> _GOAL OF THE EXERCISE_:
The exercise asks for every line of the data to be reproduced exactly.

[Raw records]
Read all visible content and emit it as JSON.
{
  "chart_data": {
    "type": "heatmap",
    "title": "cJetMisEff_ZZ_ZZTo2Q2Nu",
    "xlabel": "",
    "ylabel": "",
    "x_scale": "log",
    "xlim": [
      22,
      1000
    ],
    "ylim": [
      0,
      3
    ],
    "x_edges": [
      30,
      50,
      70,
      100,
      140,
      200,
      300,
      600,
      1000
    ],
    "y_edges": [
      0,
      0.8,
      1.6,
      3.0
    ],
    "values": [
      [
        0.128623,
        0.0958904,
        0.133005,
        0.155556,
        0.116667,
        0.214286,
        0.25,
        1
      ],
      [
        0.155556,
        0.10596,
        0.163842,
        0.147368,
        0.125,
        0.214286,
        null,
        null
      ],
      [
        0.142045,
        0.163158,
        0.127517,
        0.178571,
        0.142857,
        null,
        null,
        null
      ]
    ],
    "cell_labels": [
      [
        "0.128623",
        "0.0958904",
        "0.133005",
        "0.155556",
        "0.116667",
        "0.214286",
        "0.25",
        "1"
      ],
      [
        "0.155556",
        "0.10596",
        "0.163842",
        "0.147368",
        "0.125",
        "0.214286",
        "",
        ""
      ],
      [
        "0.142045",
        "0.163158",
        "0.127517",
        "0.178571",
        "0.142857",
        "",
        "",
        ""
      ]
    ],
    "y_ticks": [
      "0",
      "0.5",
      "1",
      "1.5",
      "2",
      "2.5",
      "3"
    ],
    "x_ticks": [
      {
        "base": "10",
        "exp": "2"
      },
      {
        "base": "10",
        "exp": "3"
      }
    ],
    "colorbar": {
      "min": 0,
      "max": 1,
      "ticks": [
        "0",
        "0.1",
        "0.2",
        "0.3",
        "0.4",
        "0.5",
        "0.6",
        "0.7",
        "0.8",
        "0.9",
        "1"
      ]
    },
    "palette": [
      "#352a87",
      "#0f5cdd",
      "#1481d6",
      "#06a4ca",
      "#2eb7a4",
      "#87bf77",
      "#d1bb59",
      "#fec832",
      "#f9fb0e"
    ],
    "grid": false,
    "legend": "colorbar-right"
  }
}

> _SOLUTION BELOW_:
Read all visible content and emit it as JSON.
{
  "chart_data": {
    "type": "heatmap",
    "title": "cJetMisEff_ZZ_ZZTo2Q2Nu",
    "xlabel": "",
    "ylabel": "",
    "x_scale": "log",
    "xlim": [
      22,
      1000
    ],
    "ylim": [
      0,
      3
    ],
    "x_edges": [
      30,
      50,
      70,
      100,
      140,
      200,
      300,
      600,
      1000
    ],
    "y_edges": [
      0,
      0.8,
      1.6,
      3.0
    ],
    "values": [
      [
        0.128623,
        0.0958904,
        0.133005,
        0.155556,
        0.116667,
        0.214286,
        0.25,
        1
      ],
      [
        0.155556,
        0.10596,
        0.163842,
        0.147368,
        0.125,
        0.214286,
        null,
        null
      ],
      [
        0.142045,
        0.163158,
        0.127517,
        0.178571,
        0.142857,
        null,
        null,
        null
      ]
    ],
    "cell_labels": [
      [
        "0.128623",
        "0.0958904",
        "0.133005",
        "0.155556",
        "0.116667",
        "0.214286",
        "0.25",
        "1"
      ],
      [
        "0.155556",
        "0.10596",
        "0.163842",
        "0.147368",
        "0.125",
        "0.214286",
        "",
        ""
      ],
      [
        "0.142045",
        "0.163158",
        "0.127517",
        "0.178571",
        "0.142857",
        "",
        "",
        ""
      ]
    ],
    "y_ticks": [
      "0",
      "0.5",
      "1",
      "1.5",
      "2",
      "2.5",
      "3"
    ],
    "x_ticks": [
      {
        "base": "10",
        "exp": "2"
      },
      {
        "base": "10",
        "exp": "3"
      }
    ],
    "colorbar": {
      "min": 0,
      "max": 1,
      "ticks": [
        "0",
        "0.1",
        "0.2",
        "0.3",
        "0.4",
        "0.5",
        "0.6",
        "0.7",
        "0.8",
        "0.9",
        "1"
      ]
    },
    "palette": [
      "#352a87",
      "#0f5cdd",
      "#1481d6",
      "#06a4ca",
      "#2eb7a4",
      "#87bf77",
      "#d1bb59",
      "#fec832",
      "#f9fb0e"
    ],
    "grid": false,
    "legend": "colorbar-right"
  }
}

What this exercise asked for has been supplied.